Copy the lines word for word, from the line with "table-row: Argentina 213" up to and including the line with "table-cell: Cuba <box>118 262 145 275</box>".

- _Items from a data source_
** START **

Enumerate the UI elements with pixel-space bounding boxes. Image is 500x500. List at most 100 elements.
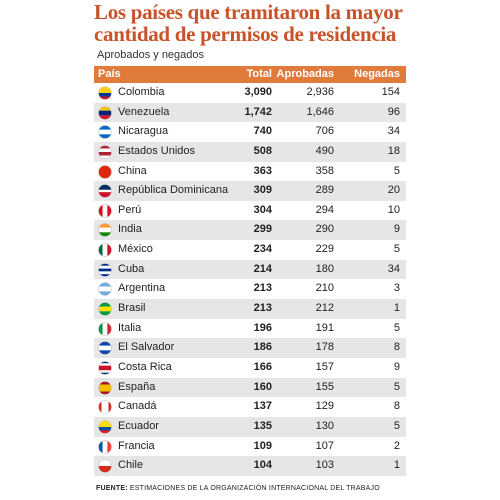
table-row: Argentina 213 210 3 <box>94 279 406 299</box>
table-cell: Francia <box>118 439 155 452</box>
table-cell: 5 <box>393 380 400 393</box>
flag-icon <box>98 145 112 159</box>
flag-icon <box>98 282 112 297</box>
table-cell: 3 <box>393 282 400 295</box>
flag-icon <box>98 439 112 454</box>
title: cantidad de permisos de residencia <box>94 22 397 46</box>
table-cell: 155 <box>315 380 334 393</box>
subtitle: Aprobados y negados <box>97 49 205 61</box>
table-row: El Salvador 186 178 8 <box>94 338 406 358</box>
table-cell: 166 <box>253 360 272 373</box>
table-cell: El Salvador <box>118 341 175 354</box>
table-cell: 1,646 <box>306 105 334 118</box>
table-cell: 2,936 <box>306 86 334 98</box>
table-cell: Italia <box>118 321 142 334</box>
table-cell: 104 <box>253 459 272 472</box>
table-row: China 363 358 5 <box>94 162 406 182</box>
table-cell: Cuba <box>118 262 145 275</box>
table-cell: Nicaragua <box>118 125 169 138</box>
table-cell: 8 <box>393 341 400 354</box>
table-cell: 5 <box>393 419 400 432</box>
table-header: País Total Aprobadas Negadas <box>94 66 406 83</box>
table-cell: 229 <box>315 243 334 256</box>
table-cell: 304 <box>253 203 272 216</box>
table-cell: Canadá <box>118 400 157 413</box>
table-cell: 213 <box>253 302 272 315</box>
table-row: México 234 229 5 <box>94 240 406 260</box>
table-cell: 358 <box>315 164 334 177</box>
table-cell: Perú <box>118 203 142 216</box>
table-cell: 490 <box>315 144 334 157</box>
table-cell: 5 <box>393 243 400 256</box>
table-cell: 34 <box>387 125 400 138</box>
flag-icon <box>98 263 112 277</box>
table-cell: 186 <box>253 341 272 354</box>
table-cell: 135 <box>253 419 272 432</box>
table-cell: 109 <box>253 439 272 452</box>
table-row: Nicaragua 740 706 34 <box>94 122 406 142</box>
flag-icon <box>98 184 112 198</box>
table-cell: Costa Rica <box>118 360 172 373</box>
flag-icon <box>98 86 112 100</box>
table-cell: 1 <box>393 302 400 315</box>
table-cell: 294 <box>315 203 334 216</box>
table-cell: Estados Unidos <box>118 144 196 157</box>
table-cell: 178 <box>315 341 334 354</box>
table-row: Italia 196 191 5 <box>94 319 406 339</box>
flag-icon <box>98 341 112 356</box>
table-cell: Chile <box>118 459 144 472</box>
table-cell: China <box>118 164 147 177</box>
table-cell: 196 <box>253 321 272 334</box>
table-cell: 234 <box>253 243 272 256</box>
table-cell: 180 <box>315 262 334 275</box>
table-row: Canadá 137 129 8 <box>94 397 406 417</box>
table-row: Francia 109 107 2 <box>94 437 406 457</box>
flag-icon <box>98 361 112 375</box>
table-body: Colombia 3,090 2,936 154 Venezuela 1,742 1,646… <box>94 83 406 476</box>
table-cell: 212 <box>315 302 334 315</box>
table-cell: 309 <box>253 184 272 197</box>
table-cell: 103 <box>315 459 334 472</box>
table-cell: Ecuador <box>118 419 159 432</box>
footer: FUENTE: ESTIMACIONES DE LA ORGANIZACIÓN … <box>96 485 380 492</box>
table-cell: 18 <box>387 144 400 157</box>
table-cell: 2 <box>393 439 400 452</box>
table-cell: 96 <box>387 105 400 118</box>
flag-icon <box>98 105 112 120</box>
column-header: Total <box>246 68 272 80</box>
table-row: Costa Rica 166 157 9 <box>94 358 406 378</box>
table-cell: 20 <box>387 184 400 197</box>
table-cell: 107 <box>315 439 334 452</box>
table-cell: 129 <box>315 400 334 413</box>
title: Los países que tramitaron la mayor <box>94 0 403 24</box>
table-cell: 213 <box>253 282 272 295</box>
table-row: Chile 104 103 1 <box>94 456 406 476</box>
table-cell: 157 <box>315 360 334 373</box>
table-cell: 740 <box>253 125 272 138</box>
table-cell: 1 <box>393 459 400 472</box>
table-cell: 10 <box>387 203 400 216</box>
table-cell: 160 <box>253 380 272 393</box>
table-cell: República Dominicana <box>118 184 229 197</box>
table-cell: 290 <box>315 223 334 236</box>
flag-icon <box>98 204 112 218</box>
table-row: Perú 304 294 10 <box>94 201 406 221</box>
table-row: Ecuador 135 130 5 <box>94 416 406 437</box>
table-cell: India <box>118 223 142 236</box>
table: País Total Aprobadas Negadas Colombia 3,0… <box>94 66 406 476</box>
table-row: Estados Unidos 508 490 18 <box>94 141 406 162</box>
flag-icon <box>98 321 112 336</box>
flag-icon <box>98 420 112 434</box>
table-cell: 210 <box>315 282 334 295</box>
table-cell: 5 <box>393 164 400 177</box>
table-cell: 130 <box>315 419 334 432</box>
table-cell: 363 <box>253 164 272 177</box>
table-row: Colombia 3,090 2,936 154 <box>94 83 406 103</box>
table-cell: Venezuela <box>118 105 170 118</box>
footer-text: ESTIMACIONES DE LA ORGANIZACIÓN INTERNAC… <box>129 485 380 492</box>
column-header: Negadas <box>354 68 400 80</box>
column-header: País <box>98 68 121 80</box>
flag-icon <box>98 459 112 473</box>
table-cell: España <box>118 380 156 393</box>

** END **

- _COMPLETED EXERCISE_
table-row: Argentina 213 210 3 <box>94 279 406 299</box>
table-cell: Francia <box>118 439 155 452</box>
table-cell: 5 <box>393 380 400 393</box>
flag-icon <box>98 145 112 159</box>
flag-icon <box>98 282 112 297</box>
table-cell: 3 <box>393 282 400 295</box>
flag-icon <box>98 439 112 454</box>
title: cantidad de permisos de residencia <box>94 22 397 46</box>
table-cell: 155 <box>315 380 334 393</box>
subtitle: Aprobados y negados <box>97 49 205 61</box>
table-row: El Salvador 186 178 8 <box>94 338 406 358</box>
table-cell: 166 <box>253 360 272 373</box>
table-cell: El Salvador <box>118 341 175 354</box>
table-cell: 1,646 <box>306 105 334 118</box>
table-cell: 2,936 <box>306 86 334 98</box>
table-cell: Italia <box>118 321 142 334</box>
table-cell: 104 <box>253 459 272 472</box>
table-row: China 363 358 5 <box>94 162 406 182</box>
table-cell: Cuba <box>118 262 145 275</box>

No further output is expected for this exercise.